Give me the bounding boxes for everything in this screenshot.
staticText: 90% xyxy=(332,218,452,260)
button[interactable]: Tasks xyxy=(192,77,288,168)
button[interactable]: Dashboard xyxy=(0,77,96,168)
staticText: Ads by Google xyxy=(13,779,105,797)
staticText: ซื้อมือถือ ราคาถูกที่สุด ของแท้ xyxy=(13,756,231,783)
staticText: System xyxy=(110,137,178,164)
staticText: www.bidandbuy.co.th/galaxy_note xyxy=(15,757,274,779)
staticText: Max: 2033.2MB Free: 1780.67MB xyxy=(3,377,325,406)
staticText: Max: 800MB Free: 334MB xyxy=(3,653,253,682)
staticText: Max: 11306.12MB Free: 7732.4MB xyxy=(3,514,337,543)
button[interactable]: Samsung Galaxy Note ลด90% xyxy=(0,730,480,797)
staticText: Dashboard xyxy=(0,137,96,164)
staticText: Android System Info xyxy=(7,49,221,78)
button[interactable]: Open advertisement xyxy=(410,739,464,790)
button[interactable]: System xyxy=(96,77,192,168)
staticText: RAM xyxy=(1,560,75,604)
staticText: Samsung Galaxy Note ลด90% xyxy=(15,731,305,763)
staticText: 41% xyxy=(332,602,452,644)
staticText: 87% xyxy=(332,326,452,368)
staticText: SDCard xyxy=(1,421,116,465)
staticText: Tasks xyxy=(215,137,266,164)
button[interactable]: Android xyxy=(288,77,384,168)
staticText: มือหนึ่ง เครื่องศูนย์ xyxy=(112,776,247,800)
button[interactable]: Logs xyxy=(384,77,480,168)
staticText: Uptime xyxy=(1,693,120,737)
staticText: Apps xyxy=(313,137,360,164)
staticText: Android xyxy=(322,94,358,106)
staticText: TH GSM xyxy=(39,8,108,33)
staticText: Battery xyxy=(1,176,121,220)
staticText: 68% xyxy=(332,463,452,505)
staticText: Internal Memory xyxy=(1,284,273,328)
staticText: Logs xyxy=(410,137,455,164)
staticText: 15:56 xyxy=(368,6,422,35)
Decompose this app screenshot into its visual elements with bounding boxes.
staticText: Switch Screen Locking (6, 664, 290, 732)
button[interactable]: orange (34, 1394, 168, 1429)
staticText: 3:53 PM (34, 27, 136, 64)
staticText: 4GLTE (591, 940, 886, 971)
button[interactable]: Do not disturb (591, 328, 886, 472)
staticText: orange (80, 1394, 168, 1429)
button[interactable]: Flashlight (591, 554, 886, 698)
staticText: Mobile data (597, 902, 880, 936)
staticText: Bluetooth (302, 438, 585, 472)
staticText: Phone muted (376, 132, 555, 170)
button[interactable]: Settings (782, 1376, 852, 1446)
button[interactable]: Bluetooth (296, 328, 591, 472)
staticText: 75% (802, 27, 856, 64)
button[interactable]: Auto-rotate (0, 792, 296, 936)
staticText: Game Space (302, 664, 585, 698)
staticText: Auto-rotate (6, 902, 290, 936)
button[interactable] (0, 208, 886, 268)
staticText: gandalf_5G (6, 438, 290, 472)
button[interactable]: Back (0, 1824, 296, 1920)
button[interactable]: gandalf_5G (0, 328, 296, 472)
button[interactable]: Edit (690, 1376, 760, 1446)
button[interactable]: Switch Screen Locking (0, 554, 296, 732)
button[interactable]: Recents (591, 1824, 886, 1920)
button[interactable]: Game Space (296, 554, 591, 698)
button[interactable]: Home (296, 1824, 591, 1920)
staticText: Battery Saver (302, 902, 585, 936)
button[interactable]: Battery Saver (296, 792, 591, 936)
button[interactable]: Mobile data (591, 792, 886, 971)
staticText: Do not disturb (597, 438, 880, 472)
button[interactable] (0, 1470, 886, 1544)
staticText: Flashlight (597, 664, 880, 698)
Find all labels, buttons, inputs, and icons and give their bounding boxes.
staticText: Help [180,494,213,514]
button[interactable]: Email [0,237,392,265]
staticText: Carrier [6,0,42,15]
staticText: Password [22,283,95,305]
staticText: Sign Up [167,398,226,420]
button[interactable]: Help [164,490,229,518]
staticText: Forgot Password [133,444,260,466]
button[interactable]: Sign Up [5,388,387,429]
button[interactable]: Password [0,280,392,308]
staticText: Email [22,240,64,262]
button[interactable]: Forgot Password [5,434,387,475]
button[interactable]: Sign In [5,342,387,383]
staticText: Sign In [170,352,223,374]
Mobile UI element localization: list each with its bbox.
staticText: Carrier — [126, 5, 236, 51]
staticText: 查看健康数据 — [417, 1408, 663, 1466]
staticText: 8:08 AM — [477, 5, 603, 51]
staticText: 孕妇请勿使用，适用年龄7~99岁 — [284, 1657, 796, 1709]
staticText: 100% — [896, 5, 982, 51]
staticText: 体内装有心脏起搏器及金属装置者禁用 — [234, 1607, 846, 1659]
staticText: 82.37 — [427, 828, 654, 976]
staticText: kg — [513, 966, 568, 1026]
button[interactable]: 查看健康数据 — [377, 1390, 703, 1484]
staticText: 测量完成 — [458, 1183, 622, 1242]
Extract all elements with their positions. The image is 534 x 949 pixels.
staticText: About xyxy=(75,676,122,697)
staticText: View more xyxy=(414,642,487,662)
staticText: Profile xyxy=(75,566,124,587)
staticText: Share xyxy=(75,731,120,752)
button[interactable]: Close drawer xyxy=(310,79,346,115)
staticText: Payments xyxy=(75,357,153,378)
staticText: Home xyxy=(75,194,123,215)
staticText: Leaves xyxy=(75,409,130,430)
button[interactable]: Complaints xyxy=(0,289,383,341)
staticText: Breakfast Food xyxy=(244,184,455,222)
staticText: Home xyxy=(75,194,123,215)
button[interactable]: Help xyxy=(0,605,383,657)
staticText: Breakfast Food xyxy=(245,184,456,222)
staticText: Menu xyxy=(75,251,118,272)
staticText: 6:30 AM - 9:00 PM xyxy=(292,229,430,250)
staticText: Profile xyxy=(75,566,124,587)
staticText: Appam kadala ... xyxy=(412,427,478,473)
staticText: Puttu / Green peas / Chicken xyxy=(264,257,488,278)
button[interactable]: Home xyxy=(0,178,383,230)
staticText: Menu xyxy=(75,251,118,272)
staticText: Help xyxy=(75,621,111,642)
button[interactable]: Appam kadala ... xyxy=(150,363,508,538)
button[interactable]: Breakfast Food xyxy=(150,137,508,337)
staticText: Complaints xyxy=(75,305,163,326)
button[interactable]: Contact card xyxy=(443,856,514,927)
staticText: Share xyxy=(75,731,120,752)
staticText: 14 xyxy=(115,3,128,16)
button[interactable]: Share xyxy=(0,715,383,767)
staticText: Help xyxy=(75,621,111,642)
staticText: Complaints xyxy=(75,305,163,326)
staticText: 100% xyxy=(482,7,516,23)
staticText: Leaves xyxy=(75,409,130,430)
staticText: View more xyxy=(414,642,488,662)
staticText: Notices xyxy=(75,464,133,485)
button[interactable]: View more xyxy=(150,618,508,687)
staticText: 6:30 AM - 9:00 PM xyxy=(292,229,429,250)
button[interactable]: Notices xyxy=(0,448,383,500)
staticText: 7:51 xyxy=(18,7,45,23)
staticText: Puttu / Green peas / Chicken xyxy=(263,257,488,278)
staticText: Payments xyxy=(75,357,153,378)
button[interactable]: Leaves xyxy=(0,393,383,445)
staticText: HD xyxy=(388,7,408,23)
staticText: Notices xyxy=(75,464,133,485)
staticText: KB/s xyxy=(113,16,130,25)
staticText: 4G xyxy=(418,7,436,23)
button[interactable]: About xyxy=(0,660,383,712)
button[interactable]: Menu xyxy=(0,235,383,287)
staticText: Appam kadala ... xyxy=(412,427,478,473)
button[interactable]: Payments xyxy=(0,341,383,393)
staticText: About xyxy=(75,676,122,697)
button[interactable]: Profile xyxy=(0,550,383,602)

▸ **WHAT YOU SHOULD DO**
Put everything in the records above, from the first line down to the line containing "staticText: ซื้อมือถือ ราคาถูกที่สุด", into a Markdown table with the columns Row and Line. Number each line in Row, put its text in Line, and skip any blank lines.

▸ **ANSWER BELOW**
| Row | Line |
|---|---|
| 1 | Give me the bounding boxes for everything in this screenshot. |
| 2 | staticText: 90% xyxy=(332,218,452,260) |
| 3 | button[interactable]: Tasks xyxy=(192,77,288,168) |
| 4 | button[interactable]: Dashboard xyxy=(0,77,96,168) |
| 5 | staticText: Ads by Google xyxy=(13,779,105,797) |
| 6 | staticText: ซื้อมือถือ ราคาถูกที่สุด ของแท้ xyxy=(13,756,231,783) |